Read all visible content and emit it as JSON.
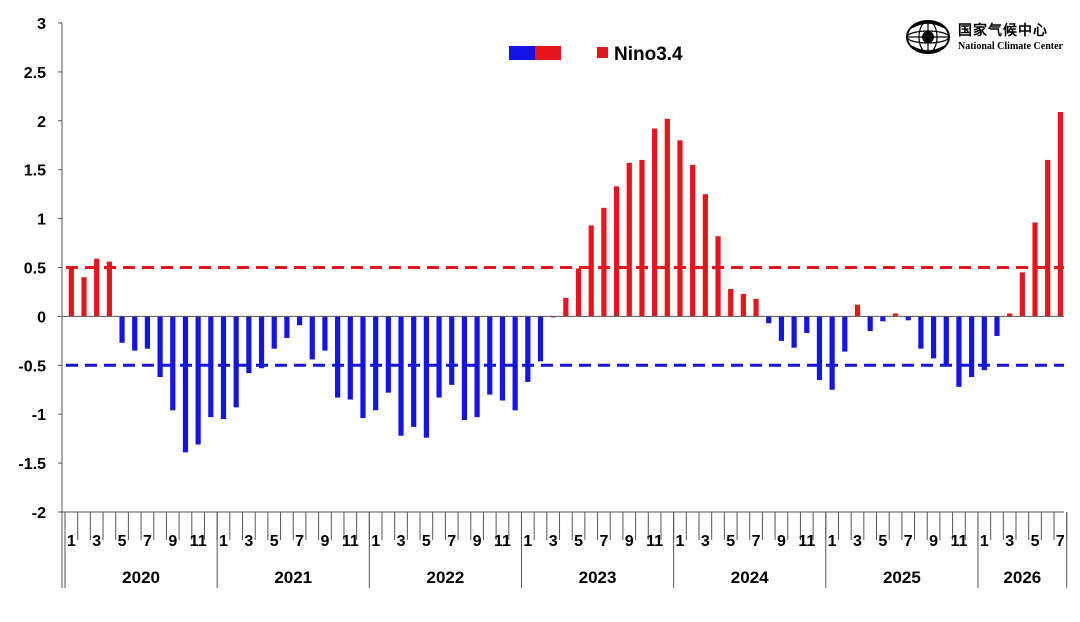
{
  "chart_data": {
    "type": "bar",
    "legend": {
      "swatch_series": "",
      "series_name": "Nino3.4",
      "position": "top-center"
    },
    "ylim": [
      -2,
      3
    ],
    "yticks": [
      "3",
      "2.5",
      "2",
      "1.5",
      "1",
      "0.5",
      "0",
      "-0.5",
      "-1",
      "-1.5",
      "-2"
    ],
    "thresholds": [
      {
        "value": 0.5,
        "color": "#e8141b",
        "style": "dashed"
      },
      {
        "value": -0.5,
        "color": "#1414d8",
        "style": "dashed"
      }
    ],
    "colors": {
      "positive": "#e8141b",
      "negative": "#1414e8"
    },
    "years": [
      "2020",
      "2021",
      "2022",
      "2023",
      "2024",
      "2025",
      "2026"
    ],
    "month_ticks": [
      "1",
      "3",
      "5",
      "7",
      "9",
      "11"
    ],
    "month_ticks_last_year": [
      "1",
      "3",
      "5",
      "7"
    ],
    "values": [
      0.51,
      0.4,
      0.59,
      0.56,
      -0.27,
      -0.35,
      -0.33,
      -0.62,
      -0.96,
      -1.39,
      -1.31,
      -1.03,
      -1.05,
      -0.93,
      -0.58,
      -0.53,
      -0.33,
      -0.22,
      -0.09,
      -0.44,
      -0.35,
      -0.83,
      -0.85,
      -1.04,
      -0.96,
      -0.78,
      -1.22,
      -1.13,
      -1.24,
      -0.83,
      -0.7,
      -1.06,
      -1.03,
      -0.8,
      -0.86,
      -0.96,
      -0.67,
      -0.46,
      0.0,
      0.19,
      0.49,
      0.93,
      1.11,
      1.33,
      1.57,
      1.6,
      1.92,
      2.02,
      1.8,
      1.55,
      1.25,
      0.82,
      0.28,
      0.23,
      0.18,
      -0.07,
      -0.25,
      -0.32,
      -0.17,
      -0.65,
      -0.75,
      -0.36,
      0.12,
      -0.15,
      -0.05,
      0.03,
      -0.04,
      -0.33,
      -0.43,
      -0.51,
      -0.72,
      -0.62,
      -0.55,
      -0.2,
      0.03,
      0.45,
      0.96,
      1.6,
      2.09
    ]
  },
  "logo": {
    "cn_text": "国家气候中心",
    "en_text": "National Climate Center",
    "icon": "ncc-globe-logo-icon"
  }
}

Exercise prompt - All of the data above should be quoted exactly, except for the pictures.

Answer to this task -
Read all visible content and emit it as JSON.
{
  "chart_data": {
    "type": "bar",
    "legend": {
      "swatch_series": "",
      "series_name": "Nino3.4",
      "position": "top-center"
    },
    "ylim": [
      -2,
      3
    ],
    "yticks": [
      "3",
      "2.5",
      "2",
      "1.5",
      "1",
      "0.5",
      "0",
      "-0.5",
      "-1",
      "-1.5",
      "-2"
    ],
    "thresholds": [
      {
        "value": 0.5,
        "color": "#e8141b",
        "style": "dashed"
      },
      {
        "value": -0.5,
        "color": "#1414d8",
        "style": "dashed"
      }
    ],
    "colors": {
      "positive": "#e8141b",
      "negative": "#1414e8"
    },
    "years": [
      "2020",
      "2021",
      "2022",
      "2023",
      "2024",
      "2025",
      "2026"
    ],
    "month_ticks": [
      "1",
      "3",
      "5",
      "7",
      "9",
      "11"
    ],
    "month_ticks_last_year": [
      "1",
      "3",
      "5",
      "7"
    ],
    "values": [
      0.51,
      0.4,
      0.59,
      0.56,
      -0.27,
      -0.35,
      -0.33,
      -0.62,
      -0.96,
      -1.39,
      -1.31,
      -1.03,
      -1.05,
      -0.93,
      -0.58,
      -0.53,
      -0.33,
      -0.22,
      -0.09,
      -0.44,
      -0.35,
      -0.83,
      -0.85,
      -1.04,
      -0.96,
      -0.78,
      -1.22,
      -1.13,
      -1.24,
      -0.83,
      -0.7,
      -1.06,
      -1.03,
      -0.8,
      -0.86,
      -0.96,
      -0.67,
      -0.46,
      0.0,
      0.19,
      0.49,
      0.93,
      1.11,
      1.33,
      1.57,
      1.6,
      1.92,
      2.02,
      1.8,
      1.55,
      1.25,
      0.82,
      0.28,
      0.23,
      0.18,
      -0.07,
      -0.25,
      -0.32,
      -0.17,
      -0.65,
      -0.75,
      -0.36,
      0.12,
      -0.15,
      -0.05,
      0.03,
      -0.04,
      -0.33,
      -0.43,
      -0.51,
      -0.72,
      -0.62,
      -0.55,
      -0.2,
      0.03,
      0.45,
      0.96,
      1.6,
      2.09
    ]
  },
  "logo": {
    "cn_text": "国家气候中心",
    "en_text": "National Climate Center",
    "icon": "ncc-globe-logo-icon"
  }
}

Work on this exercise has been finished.